▶ **PROBLEM TO WORK ON**:
Gather every line from the rows below that contains the word "chết", paying attention to case.

▶ **ITEMS**:
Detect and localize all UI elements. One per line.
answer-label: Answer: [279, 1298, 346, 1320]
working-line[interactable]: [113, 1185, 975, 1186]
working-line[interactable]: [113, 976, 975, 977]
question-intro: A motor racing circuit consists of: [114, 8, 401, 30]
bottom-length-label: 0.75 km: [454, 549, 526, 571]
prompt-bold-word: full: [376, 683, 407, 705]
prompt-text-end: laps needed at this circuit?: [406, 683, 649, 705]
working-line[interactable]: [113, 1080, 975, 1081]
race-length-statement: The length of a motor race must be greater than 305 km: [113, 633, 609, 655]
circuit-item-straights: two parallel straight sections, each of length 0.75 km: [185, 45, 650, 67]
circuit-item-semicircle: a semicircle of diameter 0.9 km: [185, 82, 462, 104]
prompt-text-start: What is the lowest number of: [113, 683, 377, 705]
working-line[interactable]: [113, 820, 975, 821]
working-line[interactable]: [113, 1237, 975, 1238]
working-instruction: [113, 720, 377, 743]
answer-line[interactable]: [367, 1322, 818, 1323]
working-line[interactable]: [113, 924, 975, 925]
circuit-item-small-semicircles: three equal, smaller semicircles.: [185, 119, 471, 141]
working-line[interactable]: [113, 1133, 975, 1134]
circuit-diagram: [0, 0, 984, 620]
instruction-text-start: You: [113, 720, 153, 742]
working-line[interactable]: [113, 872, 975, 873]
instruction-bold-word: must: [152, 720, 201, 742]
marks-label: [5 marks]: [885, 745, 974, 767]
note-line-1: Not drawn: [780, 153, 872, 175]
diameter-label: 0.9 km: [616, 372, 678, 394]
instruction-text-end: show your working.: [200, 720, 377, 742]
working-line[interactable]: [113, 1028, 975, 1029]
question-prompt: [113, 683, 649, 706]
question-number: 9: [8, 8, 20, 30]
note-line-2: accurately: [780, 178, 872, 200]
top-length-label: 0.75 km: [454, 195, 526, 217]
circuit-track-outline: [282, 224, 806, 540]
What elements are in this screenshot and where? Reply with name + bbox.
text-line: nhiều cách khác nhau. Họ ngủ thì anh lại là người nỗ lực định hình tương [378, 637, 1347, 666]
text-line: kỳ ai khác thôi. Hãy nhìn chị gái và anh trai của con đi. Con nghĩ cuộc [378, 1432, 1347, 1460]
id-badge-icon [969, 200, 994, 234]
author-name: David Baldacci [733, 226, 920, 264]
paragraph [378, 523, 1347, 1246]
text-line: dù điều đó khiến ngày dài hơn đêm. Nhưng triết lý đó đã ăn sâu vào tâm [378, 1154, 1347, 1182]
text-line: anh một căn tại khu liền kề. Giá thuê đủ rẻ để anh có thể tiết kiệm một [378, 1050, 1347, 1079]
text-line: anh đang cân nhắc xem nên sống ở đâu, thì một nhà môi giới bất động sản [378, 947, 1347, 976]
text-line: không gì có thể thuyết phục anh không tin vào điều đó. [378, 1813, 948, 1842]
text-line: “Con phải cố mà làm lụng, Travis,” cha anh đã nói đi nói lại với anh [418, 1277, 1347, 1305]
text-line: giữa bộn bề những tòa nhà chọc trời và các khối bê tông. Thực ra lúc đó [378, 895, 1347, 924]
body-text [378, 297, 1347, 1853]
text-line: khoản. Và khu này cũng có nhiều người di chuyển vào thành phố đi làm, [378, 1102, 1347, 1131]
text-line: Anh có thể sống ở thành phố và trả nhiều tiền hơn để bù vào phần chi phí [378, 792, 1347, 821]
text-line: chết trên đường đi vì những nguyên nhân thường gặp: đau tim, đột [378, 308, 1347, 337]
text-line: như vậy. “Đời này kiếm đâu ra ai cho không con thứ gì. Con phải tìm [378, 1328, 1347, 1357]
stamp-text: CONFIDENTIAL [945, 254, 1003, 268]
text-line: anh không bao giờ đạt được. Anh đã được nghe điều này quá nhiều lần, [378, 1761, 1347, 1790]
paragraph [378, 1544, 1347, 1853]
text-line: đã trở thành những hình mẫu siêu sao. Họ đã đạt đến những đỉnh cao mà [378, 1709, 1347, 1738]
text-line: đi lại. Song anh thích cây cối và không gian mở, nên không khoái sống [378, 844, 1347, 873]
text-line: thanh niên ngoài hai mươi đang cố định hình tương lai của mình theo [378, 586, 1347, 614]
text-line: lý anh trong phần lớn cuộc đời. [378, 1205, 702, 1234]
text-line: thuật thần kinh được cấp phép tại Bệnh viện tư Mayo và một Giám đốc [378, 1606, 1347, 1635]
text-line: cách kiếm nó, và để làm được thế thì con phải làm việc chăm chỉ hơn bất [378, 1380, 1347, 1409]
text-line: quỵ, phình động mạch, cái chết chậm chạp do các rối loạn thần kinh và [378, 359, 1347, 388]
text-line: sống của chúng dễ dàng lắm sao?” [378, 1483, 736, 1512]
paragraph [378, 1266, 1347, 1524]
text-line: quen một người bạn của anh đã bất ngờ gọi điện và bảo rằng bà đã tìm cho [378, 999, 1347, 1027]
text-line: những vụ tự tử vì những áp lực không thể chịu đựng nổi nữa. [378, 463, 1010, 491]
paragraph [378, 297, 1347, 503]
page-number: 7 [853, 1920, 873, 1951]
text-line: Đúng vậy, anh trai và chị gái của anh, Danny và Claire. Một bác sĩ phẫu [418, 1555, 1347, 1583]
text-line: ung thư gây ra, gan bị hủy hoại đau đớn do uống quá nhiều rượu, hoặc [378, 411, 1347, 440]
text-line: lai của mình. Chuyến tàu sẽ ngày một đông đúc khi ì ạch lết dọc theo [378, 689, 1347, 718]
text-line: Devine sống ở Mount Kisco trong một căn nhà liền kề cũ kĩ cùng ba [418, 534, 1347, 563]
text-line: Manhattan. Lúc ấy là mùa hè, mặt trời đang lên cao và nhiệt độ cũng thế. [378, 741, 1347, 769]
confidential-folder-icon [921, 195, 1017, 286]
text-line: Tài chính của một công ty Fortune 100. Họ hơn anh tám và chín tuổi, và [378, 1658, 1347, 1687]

▶ **FINISHED EXERCISE**:
text-line: chết trên đường đi vì những nguyên nhân thường gặp: đau tim, đột [378, 308, 1347, 337]
text-line: quỵ, phình động mạch, cái chết chậm chạp do các rối loạn thần kinh và [378, 359, 1347, 388]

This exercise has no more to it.